[Short task]:
Pictures do not belong in your copy. Repeat all the other data exactly.

[Begin Record extracts]

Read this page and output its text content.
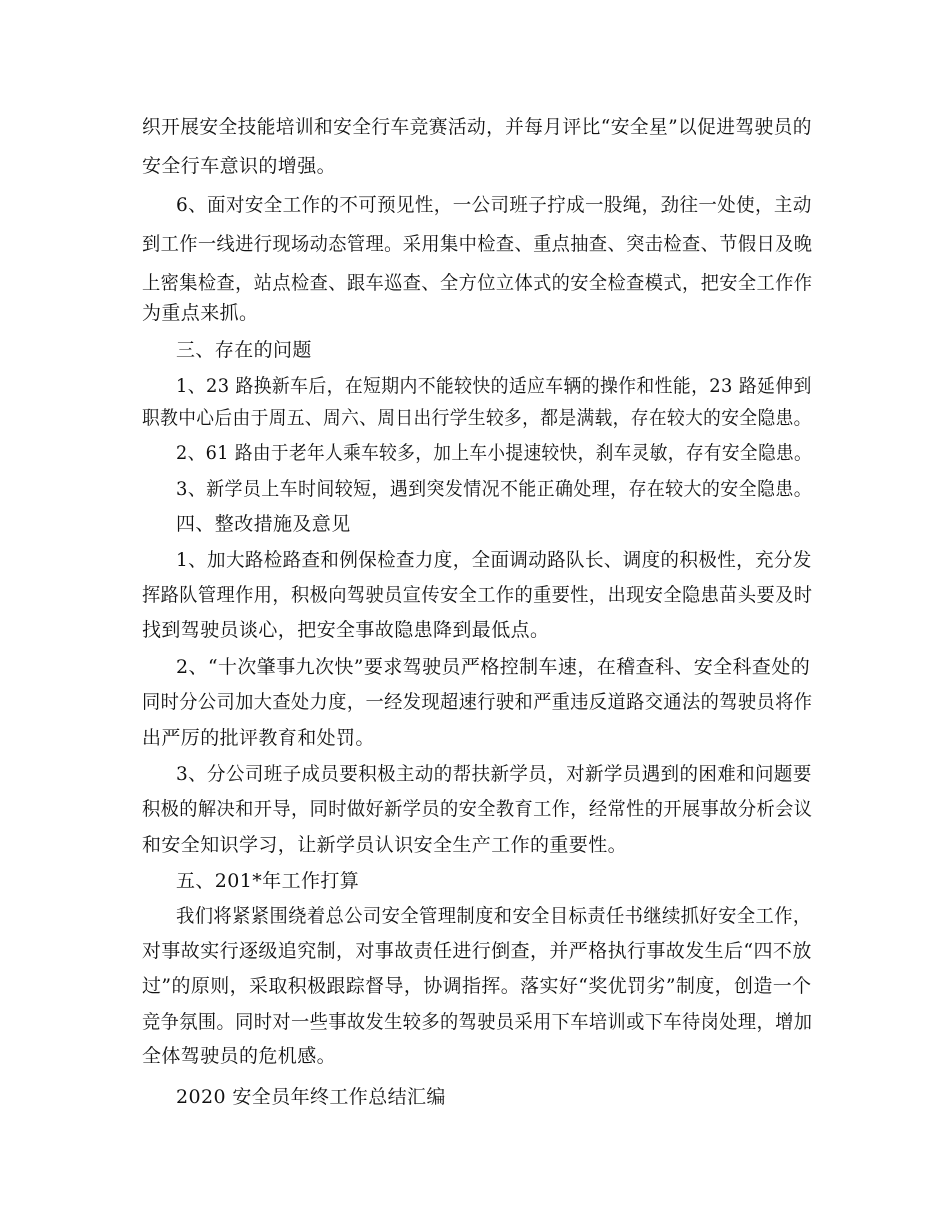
织开展安全技能培训和安全行车竞赛活动，并每月评比“安全星”以促进驾驶员的
安全行车意识的增强。
6、面对安全工作的不可预见性，一公司班子拧成一股绳，劲往一处使，主动
到工作一线进行现场动态管理。采用集中检查、重点抽查、突击检查、节假日及晚
上密集检查，站点检查、跟车巡查、全方位立体式的安全检查模式，把安全工作作
为重点来抓。
三、存在的问题
1、23 路换新车后，在短期内不能较快的适应车辆的操作和性能，23 路延伸到
职教中心后由于周五、周六、周日出行学生较多，都是满载，存在较大的安全隐患。
2、61 路由于老年人乘车较多，加上车小提速较快，刹车灵敏，存有安全隐患。
3、新学员上车时间较短，遇到突发情况不能正确处理，存在较大的安全隐患。
四、整改措施及意见
1、加大路检路查和例保检查力度，全面调动路队长、调度的积极性，充分发
挥路队管理作用，积极向驾驶员宣传安全工作的重要性，出现安全隐患苗头要及时
找到驾驶员谈心，把安全事故隐患降到最低点。
2、“十次肇事九次快”要求驾驶员严格控制车速，在稽查科、安全科查处的
同时分公司加大查处力度，一经发现超速行驶和严重违反道路交通法的驾驶员将作
出严厉的批评教育和处罚。
3、分公司班子成员要积极主动的帮扶新学员，对新学员遇到的困难和问题要
积极的解决和开导，同时做好新学员的安全教育工作，经常性的开展事故分析会议
和安全知识学习，让新学员认识安全生产工作的重要性。
五、201*年工作打算
我们将紧紧围绕着总公司安全管理制度和安全目标责任书继续抓好安全工作，
对事故实行逐级追究制，对事故责任进行倒查，并严格执行事故发生后“四不放
过”的原则，采取积极跟踪督导，协调指挥。落实好“奖优罚劣”制度，创造一个
竞争氛围。同时对一些事故发生较多的驾驶员采用下车培训或下车待岗处理，增加
全体驾驶员的危机感。
2020 安全员年终工作总结汇编
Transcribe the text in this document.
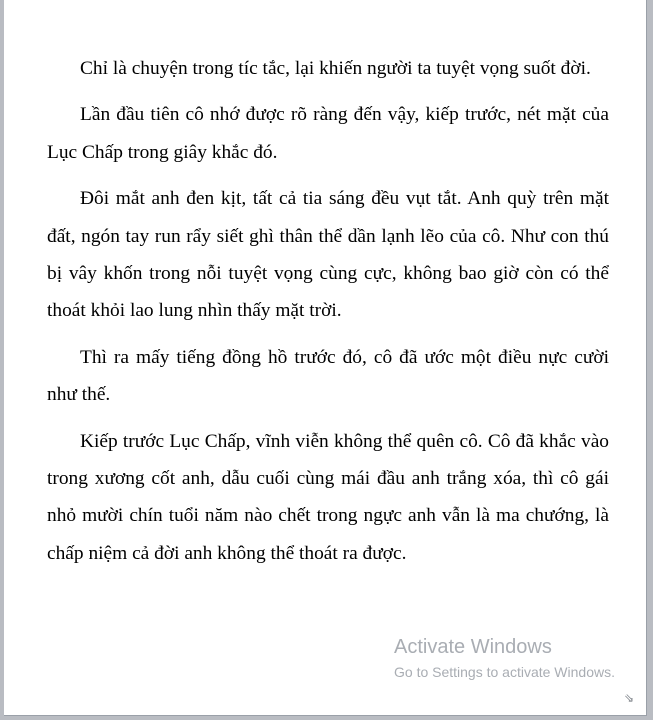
Chỉ là chuyện trong tíc tắc, lại khiến người ta tuyệt vọng suốt đời.

Lần đầu tiên cô nhớ được rõ ràng đến vậy, kiếp trước, nét mặt của Lục Chấp trong giây khắc đó.

Đôi mắt anh đen kịt, tất cả tia sáng đều vụt tắt. Anh quỳ trên mặt đất, ngón tay run rẩy siết ghì thân thể dần lạnh lẽo của cô. Như con thú bị vây khốn trong nỗi tuyệt vọng cùng cực, không bao giờ còn có thể thoát khỏi lao lung nhìn thấy mặt trời.

Thì ra mấy tiếng đồng hồ trước đó, cô đã ước một điều nực cười như thế.

Kiếp trước Lục Chấp, vĩnh viễn không thể quên cô. Cô đã khắc vào trong xương cốt anh, dẫu cuối cùng mái đầu anh trắng xóa, thì cô gái nhỏ mười chín tuổi năm nào chết trong ngực anh vẫn là ma chướng, là chấp niệm cả đời anh không thể thoát ra được.

Activate Windows
Go to Settings to activate Windows.
⇘
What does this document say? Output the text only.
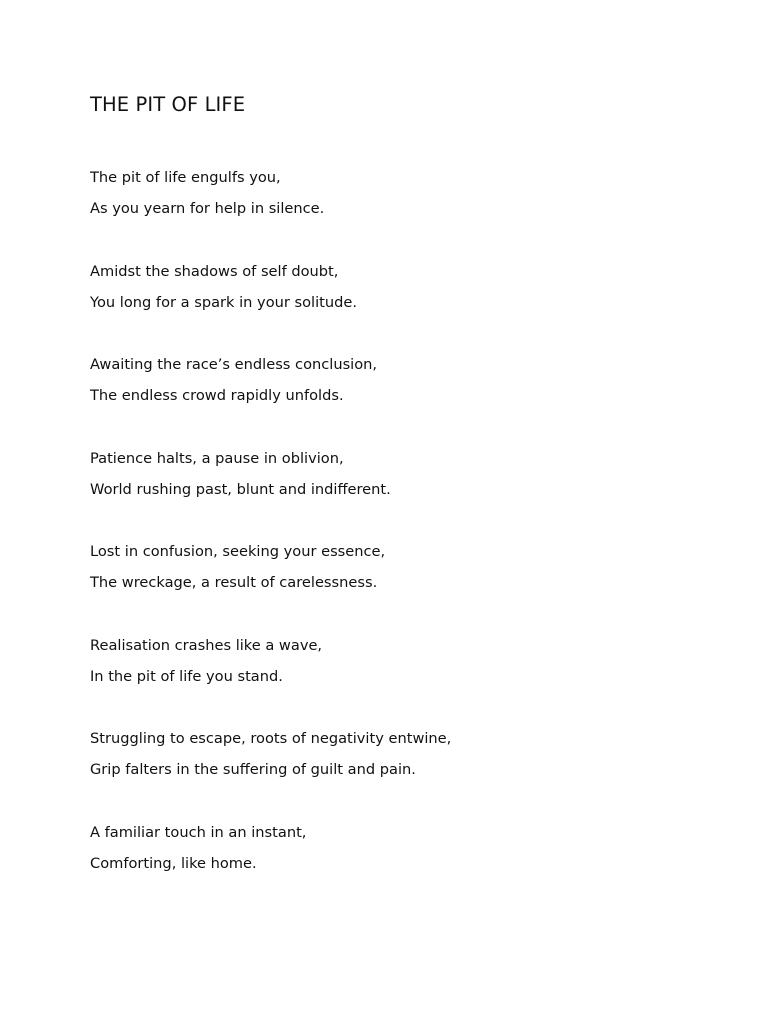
THE PIT OF LIFE
The pit of life engulfs you,
As you yearn for help in silence.
Amidst the shadows of self doubt,
You long for a spark in your solitude.
Awaiting the race’s endless conclusion,
The endless crowd rapidly unfolds.
Patience halts, a pause in oblivion,
World rushing past, blunt and indifferent.
Lost in confusion, seeking your essence,
The wreckage, a result of carelessness.
Realisation crashes like a wave,
In the pit of life you stand.
Struggling to escape, roots of negativity entwine,
Grip falters in the suffering of guilt and pain.
A familiar touch in an instant,
Comforting, like home.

[End Record extracts]

[Full output]:
Read this page and output its text content.
织开展安全技能培训和安全行车竞赛活动，并每月评比“安全星”以促进驾驶员的
安全行车意识的增强。
6、面对安全工作的不可预见性，一公司班子拧成一股绳，劲往一处使，主动
到工作一线进行现场动态管理。采用集中检查、重点抽查、突击检查、节假日及晚
上密集检查，站点检查、跟车巡查、全方位立体式的安全检查模式，把安全工作作
为重点来抓。
三、存在的问题
1、23 路换新车后，在短期内不能较快的适应车辆的操作和性能，23 路延伸到
职教中心后由于周五、周六、周日出行学生较多，都是满载，存在较大的安全隐患。
2、61 路由于老年人乘车较多，加上车小提速较快，刹车灵敏，存有安全隐患。
3、新学员上车时间较短，遇到突发情况不能正确处理，存在较大的安全隐患。
四、整改措施及意见
1、加大路检路查和例保检查力度，全面调动路队长、调度的积极性，充分发
挥路队管理作用，积极向驾驶员宣传安全工作的重要性，出现安全隐患苗头要及时
找到驾驶员谈心，把安全事故隐患降到最低点。
2、“十次肇事九次快”要求驾驶员严格控制车速，在稽查科、安全科查处的
同时分公司加大查处力度，一经发现超速行驶和严重违反道路交通法的驾驶员将作
出严厉的批评教育和处罚。
3、分公司班子成员要积极主动的帮扶新学员，对新学员遇到的困难和问题要
积极的解决和开导，同时做好新学员的安全教育工作，经常性的开展事故分析会议
和安全知识学习，让新学员认识安全生产工作的重要性。
五、201*年工作打算
我们将紧紧围绕着总公司安全管理制度和安全目标责任书继续抓好安全工作，
对事故实行逐级追究制，对事故责任进行倒查，并严格执行事故发生后“四不放
过”的原则，采取积极跟踪督导，协调指挥。落实好“奖优罚劣”制度，创造一个
竞争氛围。同时对一些事故发生较多的驾驶员采用下车培训或下车待岗处理，增加
全体驾驶员的危机感。
2020 安全员年终工作总结汇编
Transcribe the text in this document.
Chỉ là chuyện trong tíc tắc, lại khiến người ta tuyệt vọng suốt đời.

Lần đầu tiên cô nhớ được rõ ràng đến vậy, kiếp trước, nét mặt của Lục Chấp trong giây khắc đó.

Đôi mắt anh đen kịt, tất cả tia sáng đều vụt tắt. Anh quỳ trên mặt đất, ngón tay run rẩy siết ghì thân thể dần lạnh lẽo của cô. Như con thú bị vây khốn trong nỗi tuyệt vọng cùng cực, không bao giờ còn có thể thoát khỏi lao lung nhìn thấy mặt trời.

Thì ra mấy tiếng đồng hồ trước đó, cô đã ước một điều nực cười như thế.

Kiếp trước Lục Chấp, vĩnh viễn không thể quên cô. Cô đã khắc vào trong xương cốt anh, dẫu cuối cùng mái đầu anh trắng xóa, thì cô gái nhỏ mười chín tuổi năm nào chết trong ngực anh vẫn là ma chướng, là chấp niệm cả đời anh không thể thoát ra được.

Activate Windows
Go to Settings to activate Windows.
⇘
What does this document say? Output the text only.
THE PIT OF LIFE
The pit of life engulfs you,
As you yearn for help in silence.
Amidst the shadows of self doubt,
You long for a spark in your solitude.
Awaiting the race’s endless conclusion,
The endless crowd rapidly unfolds.
Patience halts, a pause in oblivion,
World rushing past, blunt and indifferent.
Lost in confusion, seeking your essence,
The wreckage, a result of carelessness.
Realisation crashes like a wave,
In the pit of life you stand.
Struggling to escape, roots of negativity entwine,
Grip falters in the suffering of guilt and pain.
A familiar touch in an instant,
Comforting, like home.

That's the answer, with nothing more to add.